_Text segment_.

# Question about Relativity and the apparent direction of light

• W.RonG
In summary, the light from the galaxy is seen coming from behind the ship when in reality it is coming from the front. This is based on the principle of special relativity, which states that the laws of physics are the same in all inertial frames of reference.
W.RonG
I read elsewhere that when one travels in a spaceship "very close to the speed of light" that objects behind the ship (light emitters that the spaceship is accelerating away from) start to appear to the side and eventually toward the front. This is based on SR, contraction, etc. and is posited as a valid effect due to Relativity. There is even a movie on one website showing the effect. I find this scenario impossible to square with Relativity, if for no other reason than - no matter how fast one thinks one is traveling, one always measures the same c. What one would see is the light in front shifting in perceived frequency since the wavelength is seen as shorter (I believe this is blue shift), and light from behind shifting the opposite way (red shift) due to the perceived wavelength getting longer. but would the direction of light coming from an object astern ever appear to come from somewhere other than from behind?
help?
thanks,
rg

W.RonG said:
I read elsewhere that when one travels in a spaceship "very close to the speed of light" that objects behind the ship (light emitters that the spaceship is accelerating away from) start to appear to the side and eventually toward the front. This is based on SR, contraction, etc. and is posited as a valid effect due to Relativity. There is even a movie on one website showing the effect. I find this scenario impossible to square with Relativity, if for no other reason than - no matter how fast one thinks one is traveling, one always measures the same c. What one would see is the light in front shifting in perceived frequency since the wavelength is seen as shorter (I believe this is blue shift), and light from behind shifting the opposite way (red shift) due to the perceived wavelength getting longer. but would the direction of light coming from an object astern ever appear to come from somewhere other than from behind?
help?
thanks,
rg

You probably saw http://www.anu.edu.au/physics/Savage/TEE/site/tee/learning/aberration/aberration.html website on "relativistic aberration".

The mathematical explanation is given here.

_Information shown_.
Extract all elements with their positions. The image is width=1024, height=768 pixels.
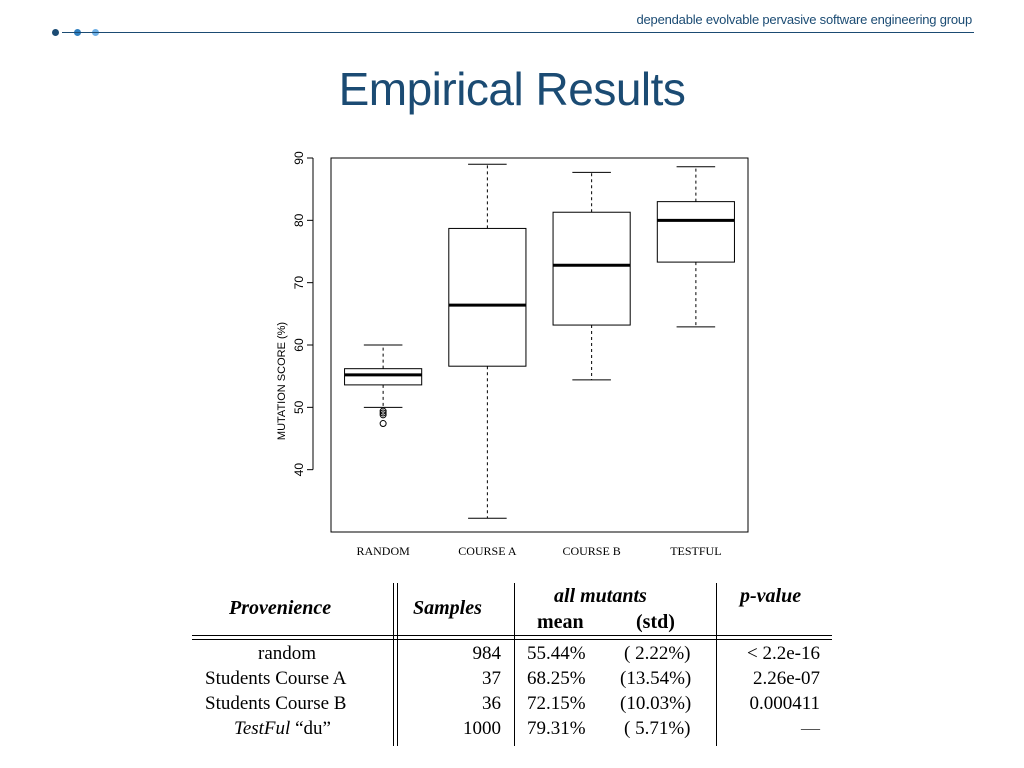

_Task objective_. Copy the relativity and light-direction thread above word for word, from its title line to its final sentence.

_Result of this exercise_.
# Question about Relativity and the apparent direction of light

• W.RonG
In summary, the light from the galaxy is seen coming from behind the ship when in reality it is coming from the front. This is based on the principle of special relativity, which states that the laws of physics are the same in all inertial frames of reference.
W.RonG
I read elsewhere that when one travels in a spaceship "very close to the speed of light" that objects behind the ship (light emitters that the spaceship is accelerating away from) start to appear to the side and eventually toward the front. This is based on SR, contraction, etc. and is posited as a valid effect due to Relativity. There is even a movie on one website showing the effect. I find this scenario impossible to square with Relativity, if for no other reason than - no matter how fast one thinks one is traveling, one always measures the same c. What one would see is the light in front shifting in perceived frequency since the wavelength is seen as shorter (I believe this is blue shift), and light from behind shifting the opposite way (red shift) due to the perceived wavelength getting longer. but would the direction of light coming from an object astern ever appear to come from somewhere other than from behind?
help?
thanks,
rg

W.RonG said:
I read elsewhere that when one travels in a spaceship "very close to the speed of light" that objects behind the ship (light emitters that the spaceship is accelerating away from) start to appear to the side and eventually toward the front. This is based on SR, contraction, etc. and is posited as a valid effect due to Relativity. There is even a movie on one website showing the effect. I find this scenario impossible to square with Relativity, if for no other reason than - no matter how fast one thinks one is traveling, one always measures the same c. What one would see is the light in front shifting in perceived frequency since the wavelength is seen as shorter (I believe this is blue shift), and light from behind shifting the opposite way (red shift) due to the perceived wavelength getting longer. but would the direction of light coming from an object astern ever appear to come from somewhere other than from behind?
help?
thanks,
rg

You probably saw http://www.anu.edu.au/physics/Savage/TEE/site/tee/learning/aberration/aberration.html website on "relativistic aberration".

The mathematical explanation is given here.